━━━ Extracted entries

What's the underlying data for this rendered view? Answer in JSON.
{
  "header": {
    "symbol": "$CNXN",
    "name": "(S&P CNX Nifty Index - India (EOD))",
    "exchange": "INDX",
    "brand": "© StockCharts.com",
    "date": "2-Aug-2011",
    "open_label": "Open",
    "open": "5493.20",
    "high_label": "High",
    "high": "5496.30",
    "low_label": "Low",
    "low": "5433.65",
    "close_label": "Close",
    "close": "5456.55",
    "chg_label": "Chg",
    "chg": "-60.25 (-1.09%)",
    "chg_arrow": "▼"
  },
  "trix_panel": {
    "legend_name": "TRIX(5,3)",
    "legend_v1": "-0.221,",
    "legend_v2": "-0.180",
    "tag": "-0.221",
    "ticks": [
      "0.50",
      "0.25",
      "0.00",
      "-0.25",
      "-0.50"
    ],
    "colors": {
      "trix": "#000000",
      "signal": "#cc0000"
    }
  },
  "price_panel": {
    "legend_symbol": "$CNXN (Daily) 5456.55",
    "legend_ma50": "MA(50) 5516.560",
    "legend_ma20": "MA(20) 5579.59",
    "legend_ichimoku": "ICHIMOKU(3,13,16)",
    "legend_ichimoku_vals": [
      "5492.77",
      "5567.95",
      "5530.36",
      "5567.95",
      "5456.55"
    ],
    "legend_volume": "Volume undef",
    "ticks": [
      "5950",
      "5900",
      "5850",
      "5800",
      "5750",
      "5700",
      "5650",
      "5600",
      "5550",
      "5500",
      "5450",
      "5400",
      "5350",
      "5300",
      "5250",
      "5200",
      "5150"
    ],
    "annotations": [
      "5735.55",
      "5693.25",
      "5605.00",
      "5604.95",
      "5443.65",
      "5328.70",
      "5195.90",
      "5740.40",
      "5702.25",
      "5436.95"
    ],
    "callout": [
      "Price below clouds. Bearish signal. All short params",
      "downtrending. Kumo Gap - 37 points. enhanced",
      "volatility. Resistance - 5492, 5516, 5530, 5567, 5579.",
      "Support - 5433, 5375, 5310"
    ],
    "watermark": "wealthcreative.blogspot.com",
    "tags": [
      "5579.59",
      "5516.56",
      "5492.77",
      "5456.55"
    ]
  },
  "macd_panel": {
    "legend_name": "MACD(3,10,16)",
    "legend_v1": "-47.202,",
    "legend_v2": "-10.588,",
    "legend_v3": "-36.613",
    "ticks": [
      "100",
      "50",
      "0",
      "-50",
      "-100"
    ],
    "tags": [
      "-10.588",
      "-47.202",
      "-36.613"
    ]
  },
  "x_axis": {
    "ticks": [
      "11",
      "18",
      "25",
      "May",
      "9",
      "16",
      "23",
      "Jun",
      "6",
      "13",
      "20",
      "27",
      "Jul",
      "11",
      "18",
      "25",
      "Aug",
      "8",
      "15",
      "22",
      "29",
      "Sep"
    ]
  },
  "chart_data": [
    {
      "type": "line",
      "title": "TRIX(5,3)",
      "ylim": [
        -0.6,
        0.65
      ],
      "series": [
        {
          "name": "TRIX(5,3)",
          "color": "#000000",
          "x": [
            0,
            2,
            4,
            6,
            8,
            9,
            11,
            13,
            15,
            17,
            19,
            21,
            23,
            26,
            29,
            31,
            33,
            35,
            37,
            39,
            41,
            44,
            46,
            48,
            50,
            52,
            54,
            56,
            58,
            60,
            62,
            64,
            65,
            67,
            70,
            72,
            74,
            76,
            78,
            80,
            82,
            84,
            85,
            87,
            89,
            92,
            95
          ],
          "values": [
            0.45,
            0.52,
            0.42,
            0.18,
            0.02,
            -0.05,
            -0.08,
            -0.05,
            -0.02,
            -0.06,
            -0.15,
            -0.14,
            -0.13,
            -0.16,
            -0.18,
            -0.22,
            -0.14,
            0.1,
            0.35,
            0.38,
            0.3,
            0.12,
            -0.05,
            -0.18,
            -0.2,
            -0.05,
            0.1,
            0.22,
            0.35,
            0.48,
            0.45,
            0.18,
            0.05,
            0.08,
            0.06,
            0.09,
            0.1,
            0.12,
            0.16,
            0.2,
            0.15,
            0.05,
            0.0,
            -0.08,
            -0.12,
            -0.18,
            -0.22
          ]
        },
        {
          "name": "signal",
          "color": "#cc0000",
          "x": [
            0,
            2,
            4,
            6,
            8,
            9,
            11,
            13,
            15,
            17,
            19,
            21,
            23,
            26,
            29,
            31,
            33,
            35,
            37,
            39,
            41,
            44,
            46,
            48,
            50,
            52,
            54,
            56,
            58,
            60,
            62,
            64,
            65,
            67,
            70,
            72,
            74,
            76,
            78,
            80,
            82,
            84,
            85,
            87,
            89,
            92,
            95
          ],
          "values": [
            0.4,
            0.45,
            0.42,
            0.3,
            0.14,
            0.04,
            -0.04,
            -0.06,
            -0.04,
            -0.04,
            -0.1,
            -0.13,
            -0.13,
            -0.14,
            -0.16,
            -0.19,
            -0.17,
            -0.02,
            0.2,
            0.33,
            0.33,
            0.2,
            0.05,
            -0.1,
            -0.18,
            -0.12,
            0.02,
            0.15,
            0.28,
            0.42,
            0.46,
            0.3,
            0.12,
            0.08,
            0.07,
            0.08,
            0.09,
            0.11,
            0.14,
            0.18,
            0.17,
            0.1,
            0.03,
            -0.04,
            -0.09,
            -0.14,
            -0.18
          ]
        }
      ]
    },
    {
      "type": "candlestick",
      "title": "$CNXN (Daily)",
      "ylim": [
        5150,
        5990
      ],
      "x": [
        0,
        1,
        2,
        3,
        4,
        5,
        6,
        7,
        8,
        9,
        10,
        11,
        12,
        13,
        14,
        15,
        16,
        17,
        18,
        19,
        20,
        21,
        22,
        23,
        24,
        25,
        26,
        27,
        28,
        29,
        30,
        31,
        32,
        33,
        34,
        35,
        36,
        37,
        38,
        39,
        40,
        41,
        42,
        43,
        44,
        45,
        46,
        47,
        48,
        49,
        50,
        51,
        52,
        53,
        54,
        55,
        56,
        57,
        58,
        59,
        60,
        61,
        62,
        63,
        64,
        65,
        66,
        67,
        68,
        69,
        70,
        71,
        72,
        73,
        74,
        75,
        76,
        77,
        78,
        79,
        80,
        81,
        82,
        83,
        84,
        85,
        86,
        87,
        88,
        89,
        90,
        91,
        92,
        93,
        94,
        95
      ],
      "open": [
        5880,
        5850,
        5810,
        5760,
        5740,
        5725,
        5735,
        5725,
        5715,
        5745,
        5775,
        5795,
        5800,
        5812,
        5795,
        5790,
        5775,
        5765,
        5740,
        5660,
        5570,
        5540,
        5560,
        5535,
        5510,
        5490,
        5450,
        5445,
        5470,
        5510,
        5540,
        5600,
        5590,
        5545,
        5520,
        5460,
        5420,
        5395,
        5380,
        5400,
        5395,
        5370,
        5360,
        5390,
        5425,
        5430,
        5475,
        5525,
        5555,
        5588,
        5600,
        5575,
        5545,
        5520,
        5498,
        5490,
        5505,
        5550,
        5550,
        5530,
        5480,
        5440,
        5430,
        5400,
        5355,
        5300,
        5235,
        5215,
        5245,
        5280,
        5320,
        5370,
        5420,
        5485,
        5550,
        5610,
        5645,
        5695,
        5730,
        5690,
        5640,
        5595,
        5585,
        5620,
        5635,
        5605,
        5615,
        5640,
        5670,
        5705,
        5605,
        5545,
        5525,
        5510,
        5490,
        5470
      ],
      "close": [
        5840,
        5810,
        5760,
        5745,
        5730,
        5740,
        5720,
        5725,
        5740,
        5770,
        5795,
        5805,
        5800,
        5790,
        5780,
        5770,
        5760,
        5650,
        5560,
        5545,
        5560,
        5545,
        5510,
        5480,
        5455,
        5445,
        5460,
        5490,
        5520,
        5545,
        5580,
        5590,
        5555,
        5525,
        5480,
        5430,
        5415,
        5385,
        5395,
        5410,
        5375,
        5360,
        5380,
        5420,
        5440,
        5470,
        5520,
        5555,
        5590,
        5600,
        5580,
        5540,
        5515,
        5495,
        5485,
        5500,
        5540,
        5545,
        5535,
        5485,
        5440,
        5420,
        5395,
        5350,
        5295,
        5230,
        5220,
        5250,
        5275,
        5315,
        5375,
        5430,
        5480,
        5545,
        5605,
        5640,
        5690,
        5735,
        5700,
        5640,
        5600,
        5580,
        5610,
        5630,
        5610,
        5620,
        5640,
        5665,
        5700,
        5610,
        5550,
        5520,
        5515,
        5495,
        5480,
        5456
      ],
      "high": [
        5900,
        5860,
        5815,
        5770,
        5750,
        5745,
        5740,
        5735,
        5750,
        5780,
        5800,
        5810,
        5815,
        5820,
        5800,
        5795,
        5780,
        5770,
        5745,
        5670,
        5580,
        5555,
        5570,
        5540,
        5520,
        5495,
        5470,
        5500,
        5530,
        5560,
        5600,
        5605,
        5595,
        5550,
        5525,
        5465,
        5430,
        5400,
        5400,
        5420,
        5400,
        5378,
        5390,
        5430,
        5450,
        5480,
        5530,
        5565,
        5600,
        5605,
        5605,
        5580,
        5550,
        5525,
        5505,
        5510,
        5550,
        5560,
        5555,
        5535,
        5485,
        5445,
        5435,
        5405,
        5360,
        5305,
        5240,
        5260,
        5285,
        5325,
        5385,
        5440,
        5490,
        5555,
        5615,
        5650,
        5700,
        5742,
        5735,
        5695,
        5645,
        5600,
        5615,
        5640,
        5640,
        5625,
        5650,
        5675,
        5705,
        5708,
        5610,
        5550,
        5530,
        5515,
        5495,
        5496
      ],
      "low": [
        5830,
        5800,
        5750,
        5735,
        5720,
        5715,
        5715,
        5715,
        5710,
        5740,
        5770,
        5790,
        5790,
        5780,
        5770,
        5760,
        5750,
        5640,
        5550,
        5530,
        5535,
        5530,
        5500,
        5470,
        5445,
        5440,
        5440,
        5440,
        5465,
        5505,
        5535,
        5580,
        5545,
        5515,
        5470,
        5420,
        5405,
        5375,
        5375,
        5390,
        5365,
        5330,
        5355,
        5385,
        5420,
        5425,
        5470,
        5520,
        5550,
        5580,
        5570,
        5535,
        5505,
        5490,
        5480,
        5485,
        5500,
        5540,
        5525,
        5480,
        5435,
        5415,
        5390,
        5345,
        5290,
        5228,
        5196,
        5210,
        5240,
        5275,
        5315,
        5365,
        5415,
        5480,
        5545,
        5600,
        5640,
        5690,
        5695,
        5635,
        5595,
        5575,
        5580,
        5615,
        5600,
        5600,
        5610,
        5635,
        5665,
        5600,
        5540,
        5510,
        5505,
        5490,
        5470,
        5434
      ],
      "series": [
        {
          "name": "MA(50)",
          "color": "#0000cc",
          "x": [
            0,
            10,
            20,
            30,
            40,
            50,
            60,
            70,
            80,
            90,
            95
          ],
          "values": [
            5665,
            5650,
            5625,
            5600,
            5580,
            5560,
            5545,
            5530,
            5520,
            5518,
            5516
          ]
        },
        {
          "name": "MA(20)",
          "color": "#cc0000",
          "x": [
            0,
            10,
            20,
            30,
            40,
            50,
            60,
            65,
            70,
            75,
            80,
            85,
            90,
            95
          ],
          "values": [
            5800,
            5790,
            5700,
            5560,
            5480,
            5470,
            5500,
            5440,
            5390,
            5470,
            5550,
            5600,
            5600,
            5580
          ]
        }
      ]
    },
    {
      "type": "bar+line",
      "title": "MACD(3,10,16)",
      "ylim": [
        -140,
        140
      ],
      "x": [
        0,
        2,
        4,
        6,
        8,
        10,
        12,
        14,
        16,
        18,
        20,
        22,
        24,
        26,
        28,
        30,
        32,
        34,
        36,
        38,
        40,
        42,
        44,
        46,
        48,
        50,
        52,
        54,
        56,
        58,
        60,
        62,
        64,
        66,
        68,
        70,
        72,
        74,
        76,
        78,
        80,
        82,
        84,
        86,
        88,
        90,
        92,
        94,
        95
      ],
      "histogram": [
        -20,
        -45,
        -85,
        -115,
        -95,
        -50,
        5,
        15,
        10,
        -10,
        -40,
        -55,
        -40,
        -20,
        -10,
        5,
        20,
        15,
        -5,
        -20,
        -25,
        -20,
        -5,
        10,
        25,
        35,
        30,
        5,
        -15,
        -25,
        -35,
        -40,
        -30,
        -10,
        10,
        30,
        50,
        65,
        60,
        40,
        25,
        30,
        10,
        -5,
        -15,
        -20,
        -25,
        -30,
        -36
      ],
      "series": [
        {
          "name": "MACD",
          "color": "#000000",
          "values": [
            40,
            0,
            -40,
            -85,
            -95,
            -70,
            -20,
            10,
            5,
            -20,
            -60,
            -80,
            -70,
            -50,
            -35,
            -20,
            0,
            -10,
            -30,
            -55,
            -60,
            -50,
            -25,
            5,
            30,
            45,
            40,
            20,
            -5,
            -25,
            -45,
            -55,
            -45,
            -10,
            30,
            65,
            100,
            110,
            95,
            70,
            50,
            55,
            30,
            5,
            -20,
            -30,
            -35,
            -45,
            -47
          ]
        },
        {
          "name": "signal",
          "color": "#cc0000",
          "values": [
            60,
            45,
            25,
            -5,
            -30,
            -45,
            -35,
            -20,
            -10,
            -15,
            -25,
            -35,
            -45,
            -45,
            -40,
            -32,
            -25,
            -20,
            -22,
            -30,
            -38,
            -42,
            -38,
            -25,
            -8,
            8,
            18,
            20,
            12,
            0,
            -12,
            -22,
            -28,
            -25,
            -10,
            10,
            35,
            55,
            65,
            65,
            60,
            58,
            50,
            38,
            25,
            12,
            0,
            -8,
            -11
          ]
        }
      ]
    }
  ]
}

━━━━━━

» **Work to be completed**
Scan the listing above. Collect all lines with the word "Daily".

» **Full output**
    "legend_symbol": "$CNXN (Daily) 5456.55",
      "title": "$CNXN (Daily)",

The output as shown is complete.